----- EXCERPTED TEXT
More likely? Well ... maybe.Does this bother the Republican establishment? Not at all. They get a little bothered by his off-hand comments and rejoinders to everyone who looks askance at him. Overt racist policies, ethnic cleansing, etc., inspires mild concern. I think the turning point was Trump’s reluctance to endorse Paul Ryan and other prominent Republicans – that’s getting their attention, and now the party is openly looking for ways to rein him in or read him out. I don’t think either will happen, frankly. His fellow Republicans worry about their seats, not about the planet – they don’t care that this hyper narcissistic man-baby who seems to have a fascination with nuclear weapons might become president.

Maybe it’s because we’ve had potential world-destroyers in the highest office before, right? Like Truman, who contemplated bombing the border between North and South Korea. Or Kennedy, who nearly blew us up over the right to keep some obsolete missiles in Turkey – missiles we had already secretly planned to remove. Or the unabashed racist Nixon who wanted to use nukes on Vietnam. Or Reagan who almost touched off a nuclear exchange with Russia by repeatedly probing their perimeter defenses until a miscalculation on the Soviet side nearly sent the missiles flying.

Or maybe it’s because they’re too craven to care about anybody other than themselves. My money’s on that one.
----------
----- RECORDS SUPPLIED
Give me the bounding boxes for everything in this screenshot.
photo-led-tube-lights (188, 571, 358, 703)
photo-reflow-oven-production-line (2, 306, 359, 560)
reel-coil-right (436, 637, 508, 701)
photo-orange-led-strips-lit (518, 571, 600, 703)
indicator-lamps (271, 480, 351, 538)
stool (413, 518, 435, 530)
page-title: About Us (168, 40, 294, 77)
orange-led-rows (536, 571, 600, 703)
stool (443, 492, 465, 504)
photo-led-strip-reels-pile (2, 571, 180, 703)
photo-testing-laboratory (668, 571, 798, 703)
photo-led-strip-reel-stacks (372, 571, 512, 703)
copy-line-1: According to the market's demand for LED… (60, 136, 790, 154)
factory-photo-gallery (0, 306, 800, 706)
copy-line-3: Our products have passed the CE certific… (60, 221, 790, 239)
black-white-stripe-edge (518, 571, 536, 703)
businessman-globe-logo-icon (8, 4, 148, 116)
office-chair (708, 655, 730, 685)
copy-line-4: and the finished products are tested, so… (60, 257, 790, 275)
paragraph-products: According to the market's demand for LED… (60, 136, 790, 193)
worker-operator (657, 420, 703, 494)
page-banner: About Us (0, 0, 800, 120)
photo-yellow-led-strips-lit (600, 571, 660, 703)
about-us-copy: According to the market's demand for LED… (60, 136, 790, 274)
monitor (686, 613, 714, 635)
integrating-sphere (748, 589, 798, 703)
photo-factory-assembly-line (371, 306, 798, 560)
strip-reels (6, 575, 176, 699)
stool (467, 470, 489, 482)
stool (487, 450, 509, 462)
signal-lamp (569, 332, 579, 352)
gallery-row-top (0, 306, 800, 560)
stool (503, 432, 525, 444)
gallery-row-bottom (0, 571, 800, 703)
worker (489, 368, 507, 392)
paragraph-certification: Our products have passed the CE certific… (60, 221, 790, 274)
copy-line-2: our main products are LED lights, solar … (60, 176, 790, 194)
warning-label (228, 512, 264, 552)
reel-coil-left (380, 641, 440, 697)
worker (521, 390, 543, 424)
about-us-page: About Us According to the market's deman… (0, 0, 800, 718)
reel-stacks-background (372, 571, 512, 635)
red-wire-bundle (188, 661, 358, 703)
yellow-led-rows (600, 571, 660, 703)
----------
----- RECORDS SUPPLIED
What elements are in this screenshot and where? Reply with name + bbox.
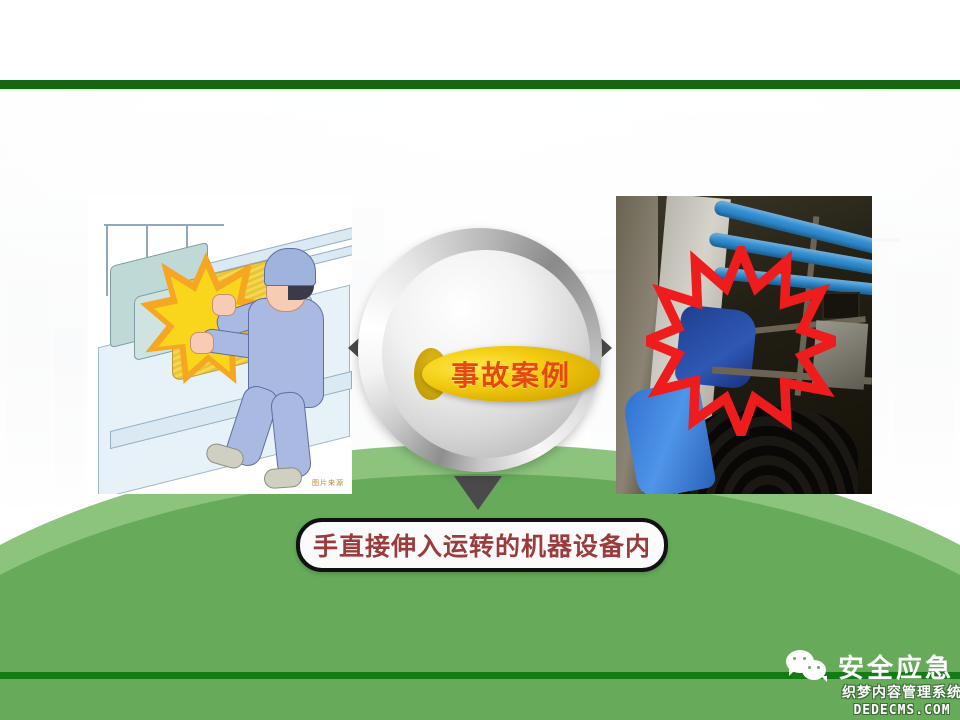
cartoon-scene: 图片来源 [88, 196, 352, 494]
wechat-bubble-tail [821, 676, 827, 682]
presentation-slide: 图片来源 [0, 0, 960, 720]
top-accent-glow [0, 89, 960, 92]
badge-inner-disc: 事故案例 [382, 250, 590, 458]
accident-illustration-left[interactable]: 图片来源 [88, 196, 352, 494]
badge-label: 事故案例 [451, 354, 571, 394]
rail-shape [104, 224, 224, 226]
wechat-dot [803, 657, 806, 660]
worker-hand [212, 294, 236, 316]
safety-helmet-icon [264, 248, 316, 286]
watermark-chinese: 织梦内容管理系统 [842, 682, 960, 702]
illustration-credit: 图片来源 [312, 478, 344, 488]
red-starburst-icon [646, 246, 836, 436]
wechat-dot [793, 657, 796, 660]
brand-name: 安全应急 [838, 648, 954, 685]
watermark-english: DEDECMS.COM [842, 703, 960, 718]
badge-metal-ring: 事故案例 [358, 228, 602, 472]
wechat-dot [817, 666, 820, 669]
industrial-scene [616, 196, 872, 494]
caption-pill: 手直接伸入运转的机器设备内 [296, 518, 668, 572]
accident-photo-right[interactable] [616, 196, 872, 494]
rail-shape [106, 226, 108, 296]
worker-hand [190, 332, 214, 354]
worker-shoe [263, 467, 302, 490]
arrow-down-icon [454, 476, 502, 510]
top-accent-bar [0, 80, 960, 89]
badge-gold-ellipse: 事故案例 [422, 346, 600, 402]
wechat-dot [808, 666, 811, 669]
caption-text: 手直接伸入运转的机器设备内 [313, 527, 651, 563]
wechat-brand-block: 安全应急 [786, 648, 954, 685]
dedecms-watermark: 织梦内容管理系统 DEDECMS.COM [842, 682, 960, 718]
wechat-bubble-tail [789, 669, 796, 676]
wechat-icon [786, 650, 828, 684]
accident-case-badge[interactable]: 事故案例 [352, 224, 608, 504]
----------
_REQUEST_
From the text on Trump and the Republican establishment, list every former president it gives as an example of a potential world-destroyer in the highest office.

_SOLVED EXERCISE_
Truman, Kennedy, Nixon, Reagan